All of the data should be output character for character, except the pictures.

---- DATASET

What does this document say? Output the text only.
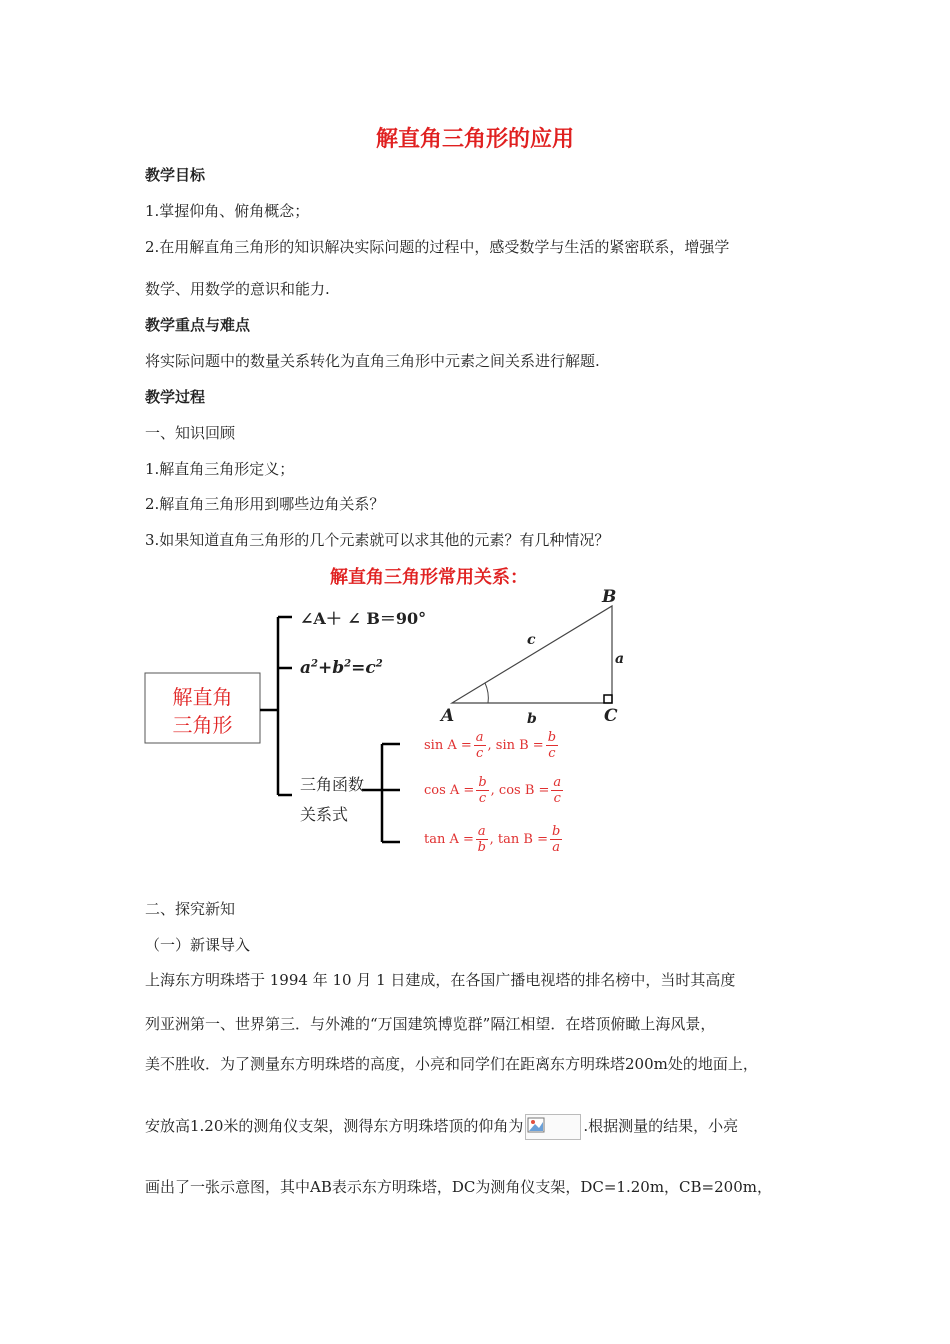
解直角三角形的应用
教学目标
1.掌握仰角、俯角概念；
2.在用解直角三角形的知识解决实际问题的过程中，感受数学与生活的紧密联系，增强学
数学、用数学的意识和能力.
教学重点与难点
将实际问题中的数量关系转化为直角三角形中元素之间关系进行解题.
教学过程
一、知识回顾
1.解直角三角形定义；
2.解直角三角形用到哪些边角关系？
3.如果知道直角三角形的几个元素就可以求其他的元素？有几种情况？
解直角三角形常用关系：
解直角
三角形
∠A＋ ∠ B＝90°
$a^2+b^2=c^2$
三角函数
关系式
A
B
C
a
b
c
$\sin A = \frac{a}{c}$ , $\sin B = \frac{b}{c}$
$\cos A = \frac{b}{c}$ , $\cos B = \frac{a}{c}$
$\tan A = \frac{a}{b}$ , $\tan B = \frac{b}{a}$
二、探究新知
（一）新课导入
上海东方明珠塔于 1994 年 10 月 1 日建成，在各国广播电视塔的排名榜中，当时其高度
列亚洲第一、世界第三．与外滩的“万国建筑博览群”隔江相望．在塔顶俯瞰上海风景，
美不胜收．为了测量东方明珠塔的高度，小亮和同学们在距离东方明珠塔200m处的地面上，
安放高1.20米的测角仪支架，测得东方明珠塔顶的仰角为	.根据测量的结果，小亮
画出了一张示意图，其中AB表示东方明珠塔，DC为测角仪支架，DC=1.20m，CB=200m，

--------

FINAL RESULT.
What does this document say? Output the text only.
解直角三角形的应用
教学目标
1.掌握仰角、俯角概念；
2.在用解直角三角形的知识解决实际问题的过程中，感受数学与生活的紧密联系，增强学
数学、用数学的意识和能力.
教学重点与难点
将实际问题中的数量关系转化为直角三角形中元素之间关系进行解题.
教学过程
一、知识回顾
1.解直角三角形定义；
2.解直角三角形用到哪些边角关系？
3.如果知道直角三角形的几个元素就可以求其他的元素？有几种情况？
解直角三角形常用关系：
解直角
三角形
∠A＋ ∠ B＝90°
$a^2+b^2=c^2$
三角函数
关系式
A
B
C
a
b
c
$\sin A = \frac{a}{c}$ , $\sin B = \frac{b}{c}$
$\cos A = \frac{b}{c}$ , $\cos B = \frac{a}{c}$
$\tan A = \frac{a}{b}$ , $\tan B = \frac{b}{a}$
二、探究新知
（一）新课导入
上海东方明珠塔于 1994 年 10 月 1 日建成，在各国广播电视塔的排名榜中，当时其高度
列亚洲第一、世界第三．与外滩的“万国建筑博览群”隔江相望．在塔顶俯瞰上海风景，
美不胜收．为了测量东方明珠塔的高度，小亮和同学们在距离东方明珠塔200m处的地面上，
安放高1.20米的测角仪支架，测得东方明珠塔顶的仰角为	.根据测量的结果，小亮
画出了一张示意图，其中AB表示东方明珠塔，DC为测角仪支架，DC=1.20m，CB=200m，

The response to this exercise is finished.